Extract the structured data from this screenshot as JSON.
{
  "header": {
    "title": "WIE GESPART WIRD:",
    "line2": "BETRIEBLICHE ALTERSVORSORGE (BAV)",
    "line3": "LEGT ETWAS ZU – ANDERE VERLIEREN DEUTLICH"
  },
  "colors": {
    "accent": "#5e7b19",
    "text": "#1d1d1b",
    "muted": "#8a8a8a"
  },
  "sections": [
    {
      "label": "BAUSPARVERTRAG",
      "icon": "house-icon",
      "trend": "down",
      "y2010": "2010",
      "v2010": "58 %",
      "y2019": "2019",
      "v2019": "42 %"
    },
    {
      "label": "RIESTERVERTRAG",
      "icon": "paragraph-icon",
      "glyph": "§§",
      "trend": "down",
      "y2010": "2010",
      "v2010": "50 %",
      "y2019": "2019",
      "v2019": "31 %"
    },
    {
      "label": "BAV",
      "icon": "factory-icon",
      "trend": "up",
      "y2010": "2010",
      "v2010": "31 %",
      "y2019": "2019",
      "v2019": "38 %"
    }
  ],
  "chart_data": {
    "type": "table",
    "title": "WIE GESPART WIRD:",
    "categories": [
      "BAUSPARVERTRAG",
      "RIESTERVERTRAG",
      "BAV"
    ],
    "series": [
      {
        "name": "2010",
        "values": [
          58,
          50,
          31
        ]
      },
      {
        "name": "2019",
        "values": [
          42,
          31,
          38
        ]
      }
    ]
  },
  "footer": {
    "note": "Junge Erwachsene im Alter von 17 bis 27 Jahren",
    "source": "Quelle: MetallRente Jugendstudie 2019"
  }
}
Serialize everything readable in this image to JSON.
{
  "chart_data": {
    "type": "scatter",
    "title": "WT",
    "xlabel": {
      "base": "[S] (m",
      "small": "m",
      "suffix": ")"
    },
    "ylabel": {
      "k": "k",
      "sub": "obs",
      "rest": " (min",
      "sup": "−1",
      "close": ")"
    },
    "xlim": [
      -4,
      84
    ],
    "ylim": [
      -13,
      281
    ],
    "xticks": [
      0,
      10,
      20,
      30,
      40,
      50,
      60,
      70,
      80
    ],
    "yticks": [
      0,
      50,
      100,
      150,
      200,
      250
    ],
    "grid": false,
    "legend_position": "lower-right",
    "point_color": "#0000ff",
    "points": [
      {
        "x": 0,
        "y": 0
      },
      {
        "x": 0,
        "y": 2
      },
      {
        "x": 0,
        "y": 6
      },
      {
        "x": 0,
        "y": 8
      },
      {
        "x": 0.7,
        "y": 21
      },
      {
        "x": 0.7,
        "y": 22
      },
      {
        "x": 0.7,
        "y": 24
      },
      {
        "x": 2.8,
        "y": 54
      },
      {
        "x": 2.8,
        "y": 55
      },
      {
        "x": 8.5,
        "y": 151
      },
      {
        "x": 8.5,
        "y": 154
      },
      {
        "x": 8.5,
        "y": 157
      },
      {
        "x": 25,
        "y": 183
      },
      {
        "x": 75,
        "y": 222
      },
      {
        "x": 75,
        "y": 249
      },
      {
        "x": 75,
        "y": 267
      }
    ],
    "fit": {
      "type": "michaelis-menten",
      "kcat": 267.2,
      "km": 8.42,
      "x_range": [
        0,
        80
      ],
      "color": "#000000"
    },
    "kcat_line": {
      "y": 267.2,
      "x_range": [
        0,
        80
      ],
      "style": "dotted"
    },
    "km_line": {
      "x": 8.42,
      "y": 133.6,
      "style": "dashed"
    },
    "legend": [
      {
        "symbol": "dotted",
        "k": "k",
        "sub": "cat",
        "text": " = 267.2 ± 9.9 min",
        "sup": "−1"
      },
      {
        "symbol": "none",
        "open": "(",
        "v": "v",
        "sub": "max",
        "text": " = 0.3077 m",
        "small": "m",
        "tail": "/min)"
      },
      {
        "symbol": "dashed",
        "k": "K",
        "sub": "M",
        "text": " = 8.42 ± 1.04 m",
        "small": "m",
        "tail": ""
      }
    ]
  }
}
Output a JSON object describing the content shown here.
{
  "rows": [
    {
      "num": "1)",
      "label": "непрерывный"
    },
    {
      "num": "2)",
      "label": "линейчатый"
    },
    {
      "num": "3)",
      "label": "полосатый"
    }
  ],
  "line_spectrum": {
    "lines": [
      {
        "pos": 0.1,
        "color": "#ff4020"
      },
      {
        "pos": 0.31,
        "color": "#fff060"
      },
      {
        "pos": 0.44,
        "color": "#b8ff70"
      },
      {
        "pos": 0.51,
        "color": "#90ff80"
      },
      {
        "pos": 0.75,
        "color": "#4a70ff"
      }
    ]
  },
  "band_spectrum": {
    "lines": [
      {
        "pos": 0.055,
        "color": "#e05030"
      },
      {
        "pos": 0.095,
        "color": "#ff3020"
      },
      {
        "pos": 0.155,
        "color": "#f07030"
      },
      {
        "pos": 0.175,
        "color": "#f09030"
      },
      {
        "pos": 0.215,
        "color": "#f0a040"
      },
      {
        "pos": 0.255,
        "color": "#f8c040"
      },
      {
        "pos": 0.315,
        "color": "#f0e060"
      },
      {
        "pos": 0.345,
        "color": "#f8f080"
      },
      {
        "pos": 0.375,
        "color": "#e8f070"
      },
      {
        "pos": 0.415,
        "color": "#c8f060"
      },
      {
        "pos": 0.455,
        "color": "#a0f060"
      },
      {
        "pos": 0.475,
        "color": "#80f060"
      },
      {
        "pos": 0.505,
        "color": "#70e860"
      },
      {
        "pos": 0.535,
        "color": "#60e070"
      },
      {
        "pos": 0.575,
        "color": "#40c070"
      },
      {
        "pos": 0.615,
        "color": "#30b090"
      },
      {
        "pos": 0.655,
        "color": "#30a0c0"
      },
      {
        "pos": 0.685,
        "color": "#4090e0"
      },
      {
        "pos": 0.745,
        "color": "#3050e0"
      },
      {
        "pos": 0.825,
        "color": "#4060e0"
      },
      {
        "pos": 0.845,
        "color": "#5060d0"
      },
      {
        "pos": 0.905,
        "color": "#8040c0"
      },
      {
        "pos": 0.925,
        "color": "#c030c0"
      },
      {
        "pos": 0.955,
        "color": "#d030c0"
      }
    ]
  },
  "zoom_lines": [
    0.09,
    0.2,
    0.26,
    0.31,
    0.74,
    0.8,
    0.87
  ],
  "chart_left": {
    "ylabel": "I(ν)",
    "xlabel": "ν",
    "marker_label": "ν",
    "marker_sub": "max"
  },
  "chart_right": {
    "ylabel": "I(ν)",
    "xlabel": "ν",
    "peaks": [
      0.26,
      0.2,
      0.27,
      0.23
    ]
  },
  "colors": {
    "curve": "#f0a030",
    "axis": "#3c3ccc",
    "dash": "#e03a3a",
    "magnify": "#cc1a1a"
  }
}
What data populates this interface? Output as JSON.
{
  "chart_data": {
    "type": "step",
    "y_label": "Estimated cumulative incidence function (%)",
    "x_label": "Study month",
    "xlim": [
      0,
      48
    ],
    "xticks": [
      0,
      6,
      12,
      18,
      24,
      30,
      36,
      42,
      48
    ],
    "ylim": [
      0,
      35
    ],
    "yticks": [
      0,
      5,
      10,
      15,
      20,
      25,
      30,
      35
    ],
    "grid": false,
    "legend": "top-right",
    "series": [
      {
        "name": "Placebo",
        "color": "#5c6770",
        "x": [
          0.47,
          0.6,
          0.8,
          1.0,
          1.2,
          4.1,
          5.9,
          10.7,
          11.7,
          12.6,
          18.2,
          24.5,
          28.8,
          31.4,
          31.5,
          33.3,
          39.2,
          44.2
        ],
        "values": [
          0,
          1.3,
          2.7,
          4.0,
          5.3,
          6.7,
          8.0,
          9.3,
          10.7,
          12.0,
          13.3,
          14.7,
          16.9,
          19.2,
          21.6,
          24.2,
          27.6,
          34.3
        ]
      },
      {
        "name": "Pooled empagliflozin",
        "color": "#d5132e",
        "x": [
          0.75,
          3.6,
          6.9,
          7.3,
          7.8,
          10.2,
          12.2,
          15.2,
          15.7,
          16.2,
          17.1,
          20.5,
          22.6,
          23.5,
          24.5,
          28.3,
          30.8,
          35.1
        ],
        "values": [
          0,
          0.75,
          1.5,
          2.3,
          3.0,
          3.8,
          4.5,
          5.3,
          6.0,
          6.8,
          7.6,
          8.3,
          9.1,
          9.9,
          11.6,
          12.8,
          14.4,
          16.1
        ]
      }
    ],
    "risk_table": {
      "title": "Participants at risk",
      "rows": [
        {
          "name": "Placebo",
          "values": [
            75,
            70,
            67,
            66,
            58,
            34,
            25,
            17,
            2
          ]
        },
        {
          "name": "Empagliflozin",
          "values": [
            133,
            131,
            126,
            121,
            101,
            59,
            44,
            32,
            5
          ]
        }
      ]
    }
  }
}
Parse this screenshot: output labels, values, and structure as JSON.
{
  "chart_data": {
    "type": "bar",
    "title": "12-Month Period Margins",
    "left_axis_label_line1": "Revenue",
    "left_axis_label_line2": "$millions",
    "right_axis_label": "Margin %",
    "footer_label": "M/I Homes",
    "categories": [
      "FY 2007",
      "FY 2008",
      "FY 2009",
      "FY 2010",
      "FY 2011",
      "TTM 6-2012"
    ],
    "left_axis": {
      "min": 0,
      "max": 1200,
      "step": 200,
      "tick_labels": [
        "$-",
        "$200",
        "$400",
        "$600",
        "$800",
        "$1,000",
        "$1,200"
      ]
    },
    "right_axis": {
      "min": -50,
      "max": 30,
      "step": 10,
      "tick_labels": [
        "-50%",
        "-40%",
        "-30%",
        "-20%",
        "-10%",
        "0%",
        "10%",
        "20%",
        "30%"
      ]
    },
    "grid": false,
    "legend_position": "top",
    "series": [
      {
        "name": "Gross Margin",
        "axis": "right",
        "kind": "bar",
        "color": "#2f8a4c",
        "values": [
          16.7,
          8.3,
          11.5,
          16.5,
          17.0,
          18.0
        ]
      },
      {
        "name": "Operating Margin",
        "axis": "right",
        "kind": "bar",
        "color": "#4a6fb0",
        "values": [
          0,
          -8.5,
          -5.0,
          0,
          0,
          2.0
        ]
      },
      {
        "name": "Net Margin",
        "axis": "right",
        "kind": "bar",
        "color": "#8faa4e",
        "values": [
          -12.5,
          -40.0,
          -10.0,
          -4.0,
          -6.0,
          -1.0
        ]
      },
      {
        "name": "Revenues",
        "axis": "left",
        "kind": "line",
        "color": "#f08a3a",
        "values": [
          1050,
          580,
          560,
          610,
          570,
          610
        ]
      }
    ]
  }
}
○ ○ ○
Written request:
Pull out each line of the records holding the string "symbol".

Task result:
        "symbol": "dotted",
        "symbol": "none",
        "symbol": "dashed",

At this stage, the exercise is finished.